*Record excerpts*.
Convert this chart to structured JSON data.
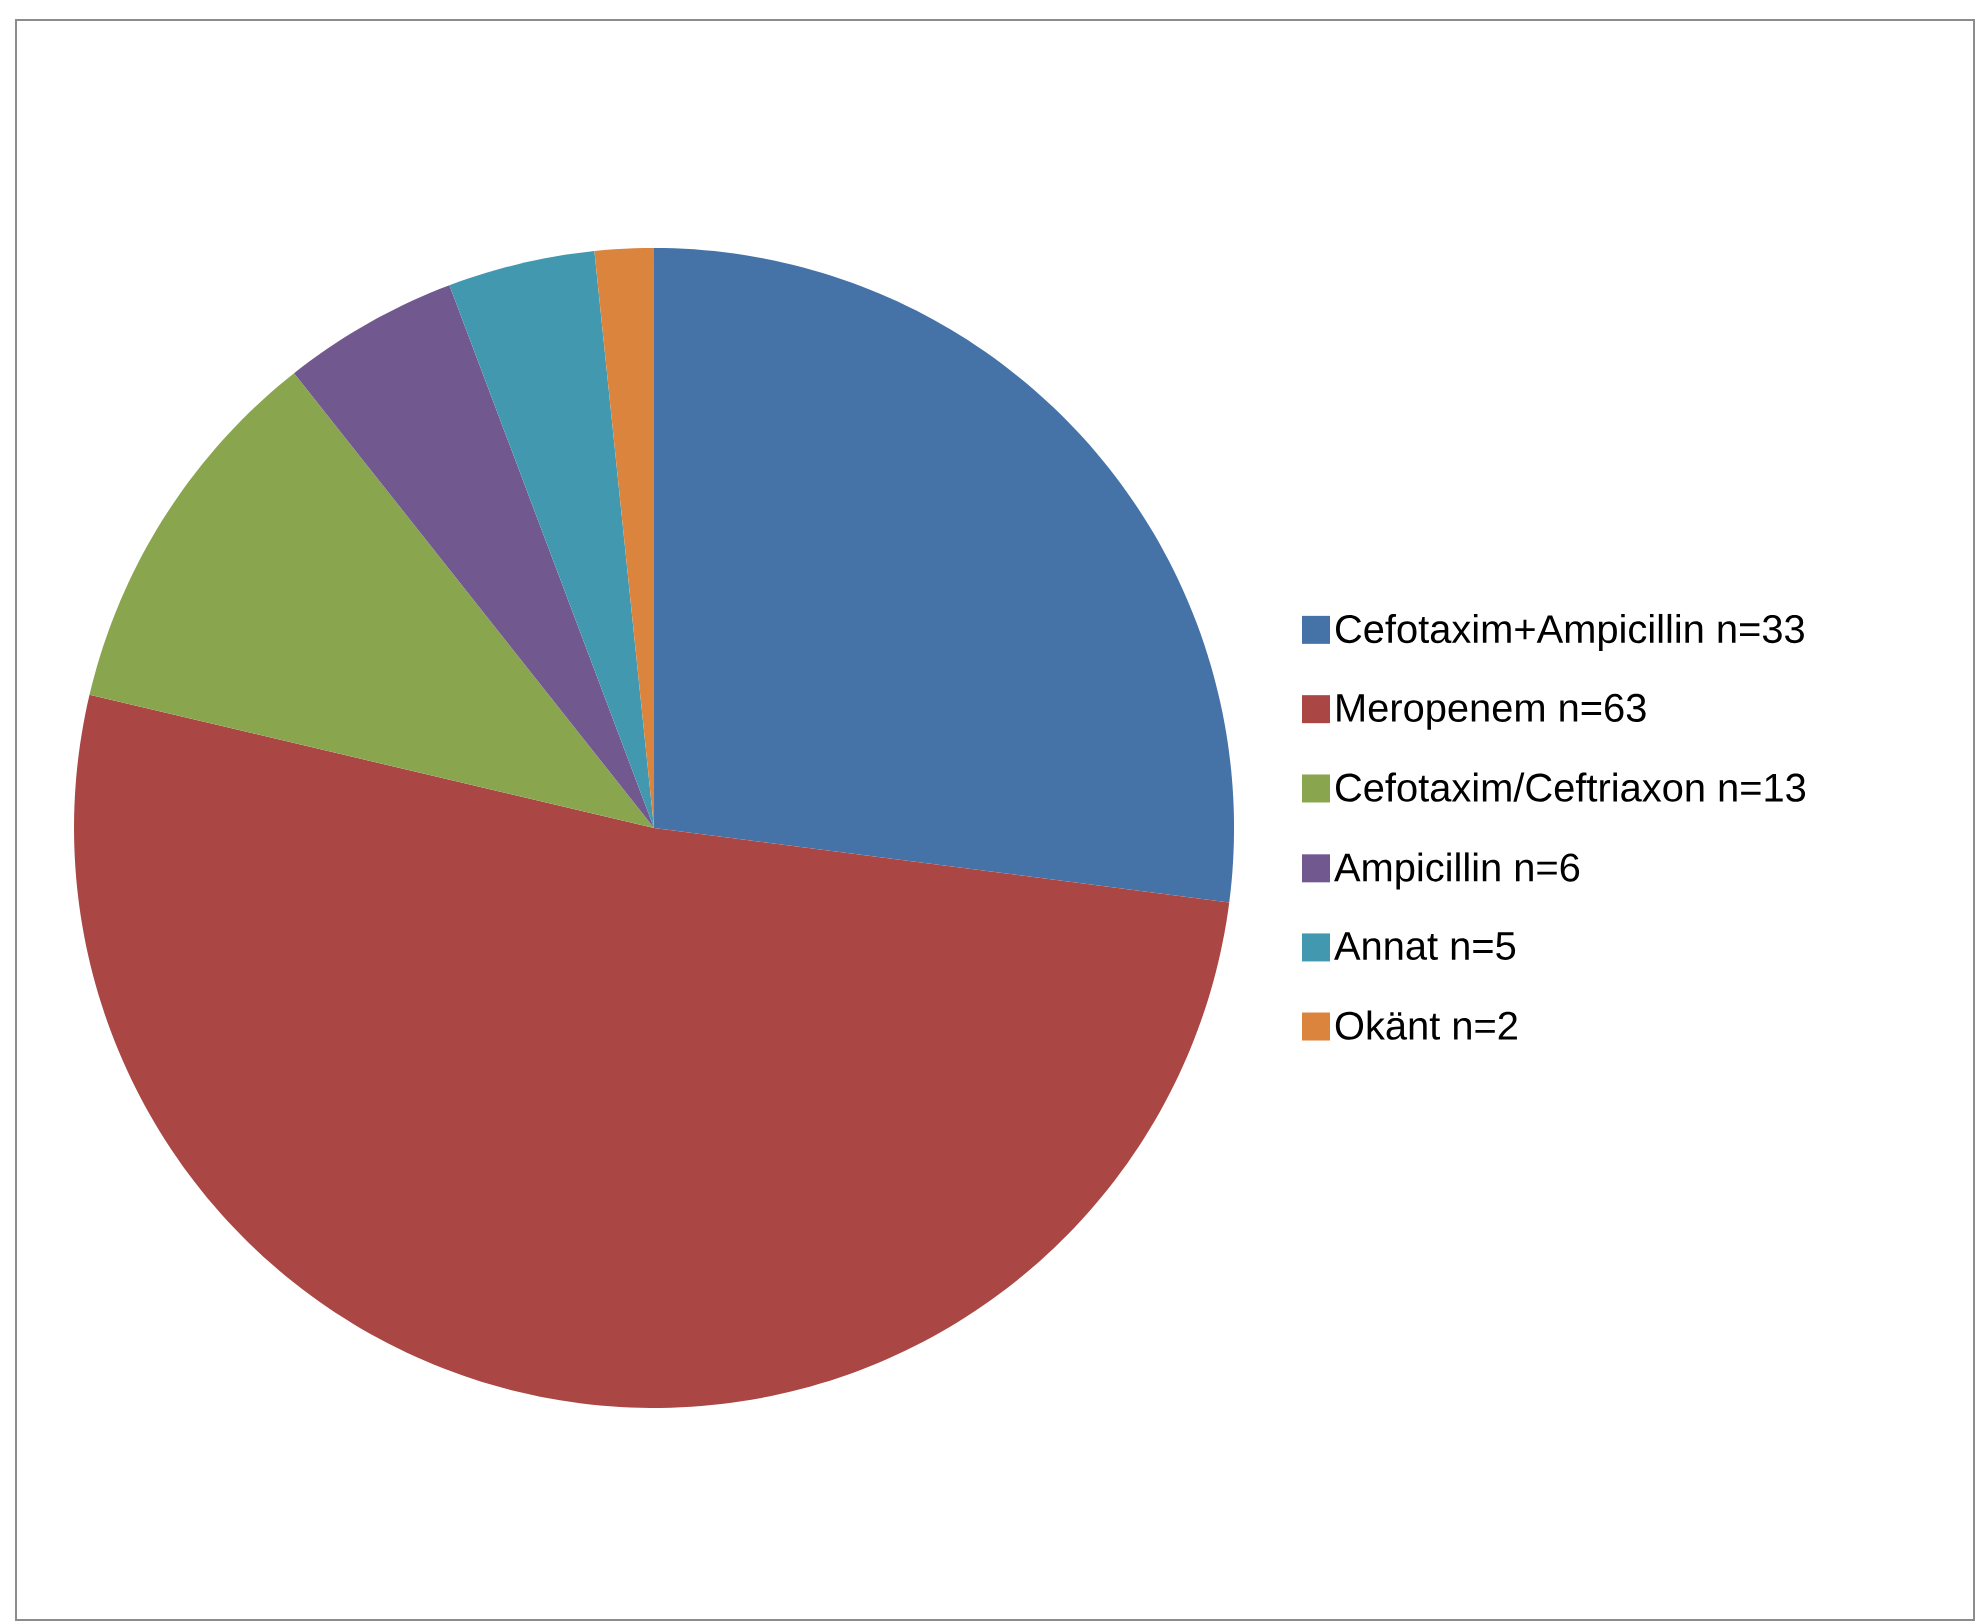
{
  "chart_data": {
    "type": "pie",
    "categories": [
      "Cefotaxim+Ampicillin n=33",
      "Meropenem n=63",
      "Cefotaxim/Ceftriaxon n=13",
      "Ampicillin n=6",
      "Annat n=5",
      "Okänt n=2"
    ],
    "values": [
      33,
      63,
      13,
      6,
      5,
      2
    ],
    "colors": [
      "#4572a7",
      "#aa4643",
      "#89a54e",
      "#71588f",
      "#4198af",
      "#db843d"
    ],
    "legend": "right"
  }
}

*Written exercise*. The word "Cefotaxim" may occur in lines of the records. Report how many such lines there are, giving only the number.

*The completed task*. 2